Collection entries
◆ ◆ ◆

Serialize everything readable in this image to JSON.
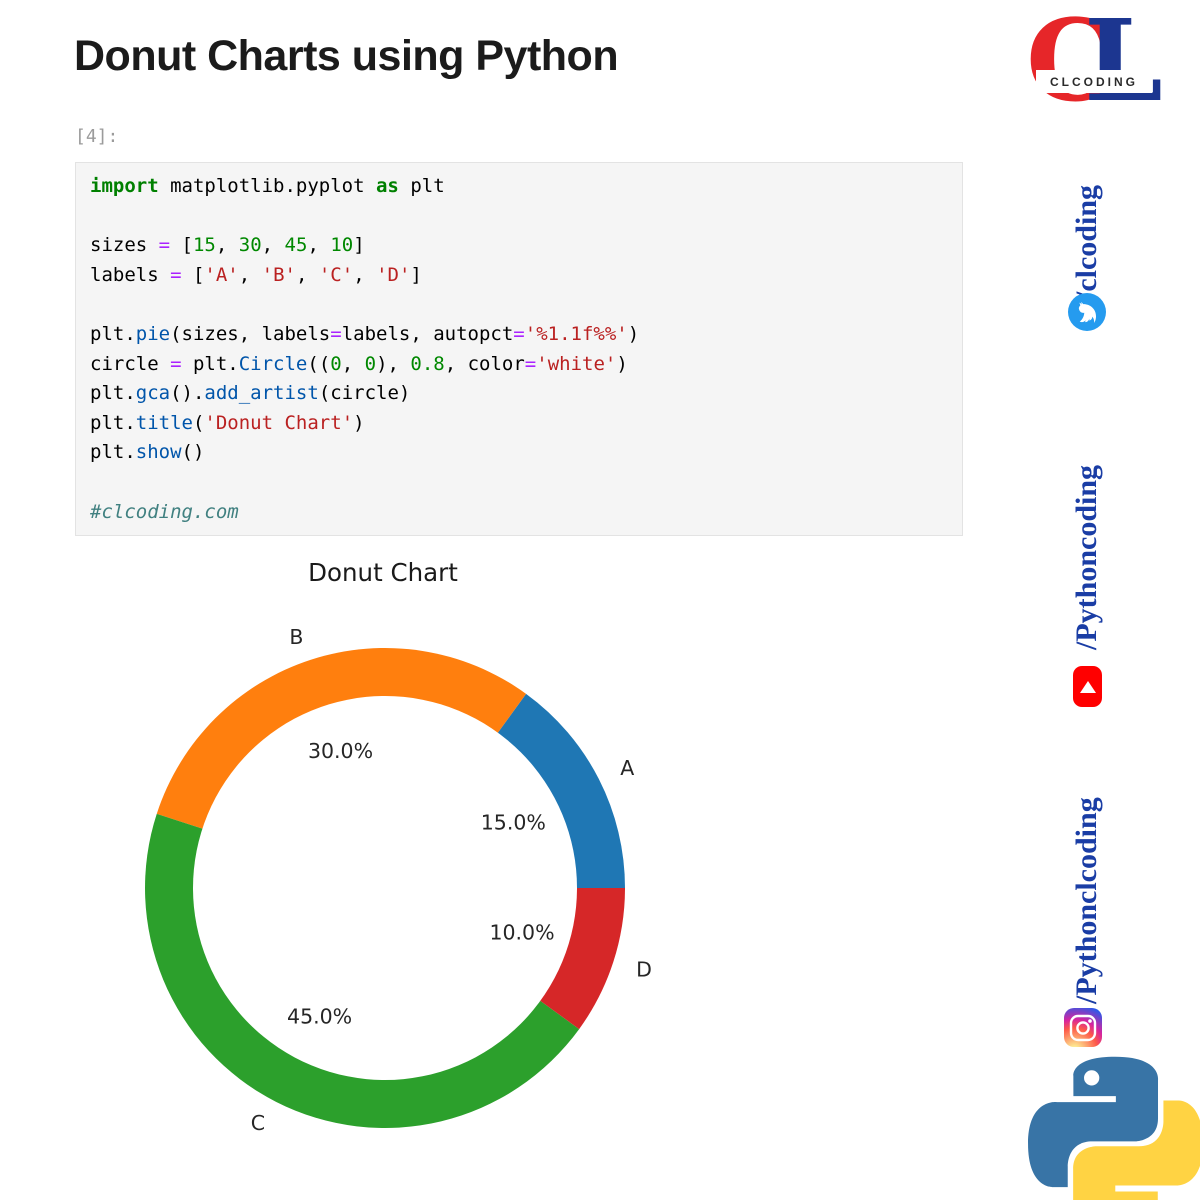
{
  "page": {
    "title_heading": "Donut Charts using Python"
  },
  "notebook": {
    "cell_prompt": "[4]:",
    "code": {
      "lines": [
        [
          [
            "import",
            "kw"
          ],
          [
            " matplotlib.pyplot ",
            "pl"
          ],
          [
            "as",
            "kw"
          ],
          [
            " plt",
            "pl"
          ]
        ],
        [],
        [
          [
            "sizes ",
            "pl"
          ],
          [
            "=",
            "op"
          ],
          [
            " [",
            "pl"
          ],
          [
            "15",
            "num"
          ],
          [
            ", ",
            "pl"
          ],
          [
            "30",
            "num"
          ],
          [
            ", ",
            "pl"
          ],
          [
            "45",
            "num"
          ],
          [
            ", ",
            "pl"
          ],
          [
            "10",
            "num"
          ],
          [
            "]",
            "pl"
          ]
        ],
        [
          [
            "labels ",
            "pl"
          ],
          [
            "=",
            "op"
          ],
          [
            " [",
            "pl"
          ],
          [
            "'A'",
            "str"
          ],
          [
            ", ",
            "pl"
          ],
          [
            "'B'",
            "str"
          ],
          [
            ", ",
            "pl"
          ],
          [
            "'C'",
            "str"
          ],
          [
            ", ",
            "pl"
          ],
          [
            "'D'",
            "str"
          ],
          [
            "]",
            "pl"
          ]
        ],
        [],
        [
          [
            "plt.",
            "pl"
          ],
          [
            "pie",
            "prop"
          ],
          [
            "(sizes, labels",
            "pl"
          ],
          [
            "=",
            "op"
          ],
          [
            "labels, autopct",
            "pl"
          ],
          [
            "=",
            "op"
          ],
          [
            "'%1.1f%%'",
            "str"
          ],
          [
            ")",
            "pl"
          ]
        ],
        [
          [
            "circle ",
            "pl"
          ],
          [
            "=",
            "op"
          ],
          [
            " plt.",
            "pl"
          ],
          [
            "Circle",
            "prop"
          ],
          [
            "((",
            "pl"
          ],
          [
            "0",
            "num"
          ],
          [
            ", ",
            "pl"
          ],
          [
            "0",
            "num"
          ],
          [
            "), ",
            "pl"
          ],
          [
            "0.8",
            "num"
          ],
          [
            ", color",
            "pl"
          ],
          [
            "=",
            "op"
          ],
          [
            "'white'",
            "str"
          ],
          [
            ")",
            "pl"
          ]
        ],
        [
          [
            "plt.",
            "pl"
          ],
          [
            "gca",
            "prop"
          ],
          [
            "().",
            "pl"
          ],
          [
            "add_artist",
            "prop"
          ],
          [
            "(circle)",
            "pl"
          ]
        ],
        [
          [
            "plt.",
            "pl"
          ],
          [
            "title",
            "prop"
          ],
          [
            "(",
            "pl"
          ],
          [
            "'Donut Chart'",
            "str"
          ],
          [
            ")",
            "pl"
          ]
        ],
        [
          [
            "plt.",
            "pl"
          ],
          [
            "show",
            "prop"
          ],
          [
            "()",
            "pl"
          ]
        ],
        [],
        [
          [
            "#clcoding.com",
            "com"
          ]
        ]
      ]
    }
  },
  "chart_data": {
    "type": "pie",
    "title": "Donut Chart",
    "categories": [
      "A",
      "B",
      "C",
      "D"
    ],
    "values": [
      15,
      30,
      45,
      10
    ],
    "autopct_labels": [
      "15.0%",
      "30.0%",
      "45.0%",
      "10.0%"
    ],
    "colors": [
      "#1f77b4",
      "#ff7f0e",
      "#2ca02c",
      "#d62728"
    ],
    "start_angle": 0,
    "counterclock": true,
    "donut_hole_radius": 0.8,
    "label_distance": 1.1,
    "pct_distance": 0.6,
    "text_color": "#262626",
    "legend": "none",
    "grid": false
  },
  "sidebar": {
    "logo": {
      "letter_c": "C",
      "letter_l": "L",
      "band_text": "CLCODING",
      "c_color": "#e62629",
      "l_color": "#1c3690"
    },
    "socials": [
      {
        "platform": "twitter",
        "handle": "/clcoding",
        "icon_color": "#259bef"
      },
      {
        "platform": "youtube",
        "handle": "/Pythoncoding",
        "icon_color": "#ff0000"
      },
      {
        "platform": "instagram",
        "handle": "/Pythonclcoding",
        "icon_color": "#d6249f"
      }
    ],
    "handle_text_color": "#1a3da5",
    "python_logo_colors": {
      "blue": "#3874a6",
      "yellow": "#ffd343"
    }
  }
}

◆ ◆ ◆

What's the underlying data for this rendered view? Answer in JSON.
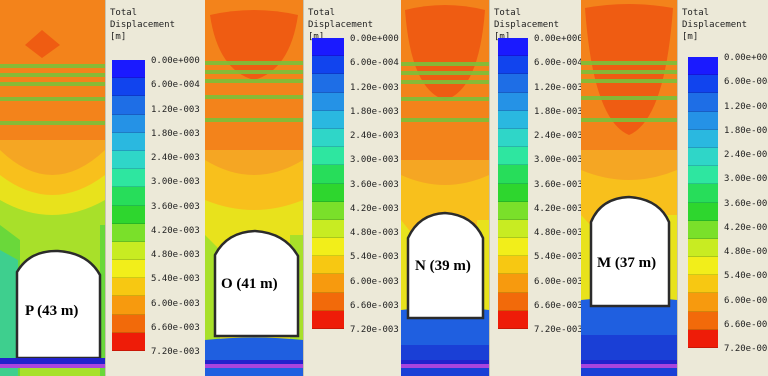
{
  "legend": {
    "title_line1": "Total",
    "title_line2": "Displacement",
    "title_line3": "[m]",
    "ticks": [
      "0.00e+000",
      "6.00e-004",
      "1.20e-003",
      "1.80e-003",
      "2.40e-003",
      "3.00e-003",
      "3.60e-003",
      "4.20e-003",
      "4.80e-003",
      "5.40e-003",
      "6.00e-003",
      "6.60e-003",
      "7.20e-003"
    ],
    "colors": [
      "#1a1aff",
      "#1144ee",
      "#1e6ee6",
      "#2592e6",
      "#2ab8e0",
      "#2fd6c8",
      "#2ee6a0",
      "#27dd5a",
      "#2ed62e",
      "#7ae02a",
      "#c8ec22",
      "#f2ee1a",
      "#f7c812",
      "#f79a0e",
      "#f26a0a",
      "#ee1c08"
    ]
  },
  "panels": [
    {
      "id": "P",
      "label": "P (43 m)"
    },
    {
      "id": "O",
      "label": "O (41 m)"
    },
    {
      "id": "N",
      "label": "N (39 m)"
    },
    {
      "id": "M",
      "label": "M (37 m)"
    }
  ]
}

◆ ◆ ◆

*What is needed:* Pick out each line that holds the string "JSON".

*Solution to this problem:*
Serialize everything readable in this image to JSON.
What's the underlying data for this rendered view? Answer in JSON.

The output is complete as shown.